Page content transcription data
▼

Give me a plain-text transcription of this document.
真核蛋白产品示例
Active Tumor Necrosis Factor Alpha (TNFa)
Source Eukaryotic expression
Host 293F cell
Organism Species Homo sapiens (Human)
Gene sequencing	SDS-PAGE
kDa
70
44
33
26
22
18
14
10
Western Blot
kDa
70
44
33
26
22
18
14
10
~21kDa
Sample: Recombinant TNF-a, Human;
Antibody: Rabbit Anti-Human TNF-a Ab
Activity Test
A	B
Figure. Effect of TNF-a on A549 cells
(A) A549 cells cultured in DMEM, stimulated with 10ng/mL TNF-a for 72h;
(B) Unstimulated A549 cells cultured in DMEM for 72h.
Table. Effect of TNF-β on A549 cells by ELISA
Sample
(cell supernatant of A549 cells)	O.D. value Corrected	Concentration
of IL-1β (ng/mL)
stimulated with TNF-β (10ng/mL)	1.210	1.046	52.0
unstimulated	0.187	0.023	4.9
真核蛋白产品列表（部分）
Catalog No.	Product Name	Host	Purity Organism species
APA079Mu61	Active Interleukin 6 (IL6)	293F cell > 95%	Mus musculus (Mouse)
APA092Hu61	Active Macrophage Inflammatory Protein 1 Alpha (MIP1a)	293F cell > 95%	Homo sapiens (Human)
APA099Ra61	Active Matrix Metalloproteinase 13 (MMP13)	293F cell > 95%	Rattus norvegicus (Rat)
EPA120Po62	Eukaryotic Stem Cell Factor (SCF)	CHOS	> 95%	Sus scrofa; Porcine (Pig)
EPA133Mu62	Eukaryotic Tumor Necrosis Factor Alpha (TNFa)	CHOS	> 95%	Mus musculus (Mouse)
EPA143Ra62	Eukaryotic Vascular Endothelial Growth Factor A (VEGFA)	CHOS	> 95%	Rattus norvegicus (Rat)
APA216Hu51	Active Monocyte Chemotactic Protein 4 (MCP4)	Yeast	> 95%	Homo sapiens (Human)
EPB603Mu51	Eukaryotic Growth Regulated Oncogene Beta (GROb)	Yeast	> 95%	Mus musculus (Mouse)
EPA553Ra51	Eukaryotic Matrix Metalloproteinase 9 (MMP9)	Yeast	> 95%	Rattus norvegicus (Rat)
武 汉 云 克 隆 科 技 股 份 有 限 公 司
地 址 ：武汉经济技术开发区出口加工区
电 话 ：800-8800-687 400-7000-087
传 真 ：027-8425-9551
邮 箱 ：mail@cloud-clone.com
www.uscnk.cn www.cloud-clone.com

▲

● Task to complete:
Exactly as they stand, repeat all the records.

● Response to this task:
Give me a plain-text transcription of this document.
真核蛋白产品示例
Active Tumor Necrosis Factor Alpha (TNFa)
Source Eukaryotic expression
Host 293F cell
Organism Species Homo sapiens (Human)
Gene sequencing	SDS-PAGE
kDa
70
44
33
26
22
18
14
10
Western Blot
kDa
70
44
33
26
22
18
14
10
~21kDa
Sample: Recombinant TNF-a, Human;
Antibody: Rabbit Anti-Human TNF-a Ab
Activity Test
A	B
Figure. Effect of TNF-a on A549 cells
(A) A549 cells cultured in DMEM, stimulated with 10ng/mL TNF-a for 72h;
(B) Unstimulated A549 cells cultured in DMEM for 72h.
Table. Effect of TNF-β on A549 cells by ELISA
Sample
(cell supernatant of A549 cells)	O.D. value Corrected	Concentration
of IL-1β (ng/mL)
stimulated with TNF-β (10ng/mL)	1.210	1.046	52.0
unstimulated	0.187	0.023	4.9
真核蛋白产品列表（部分）
Catalog No.	Product Name	Host	Purity Organism species
APA079Mu61	Active Interleukin 6 (IL6)	293F cell > 95%	Mus musculus (Mouse)
APA092Hu61	Active Macrophage Inflammatory Protein 1 Alpha (MIP1a)	293F cell > 95%	Homo sapiens (Human)
APA099Ra61	Active Matrix Metalloproteinase 13 (MMP13)	293F cell > 95%	Rattus norvegicus (Rat)
EPA120Po62	Eukaryotic Stem Cell Factor (SCF)	CHOS	> 95%	Sus scrofa; Porcine (Pig)
EPA133Mu62	Eukaryotic Tumor Necrosis Factor Alpha (TNFa)	CHOS	> 95%	Mus musculus (Mouse)
EPA143Ra62	Eukaryotic Vascular Endothelial Growth Factor A (VEGFA)	CHOS	> 95%	Rattus norvegicus (Rat)
APA216Hu51	Active Monocyte Chemotactic Protein 4 (MCP4)	Yeast	> 95%	Homo sapiens (Human)
EPB603Mu51	Eukaryotic Growth Regulated Oncogene Beta (GROb)	Yeast	> 95%	Mus musculus (Mouse)
EPA553Ra51	Eukaryotic Matrix Metalloproteinase 9 (MMP9)	Yeast	> 95%	Rattus norvegicus (Rat)
武 汉 云 克 隆 科 技 股 份 有 限 公 司
地 址 ：武汉经济技术开发区出口加工区
电 话 ：800-8800-687 400-7000-087
传 真 ：027-8425-9551
邮 箱 ：mail@cloud-clone.com
www.uscnk.cn www.cloud-clone.com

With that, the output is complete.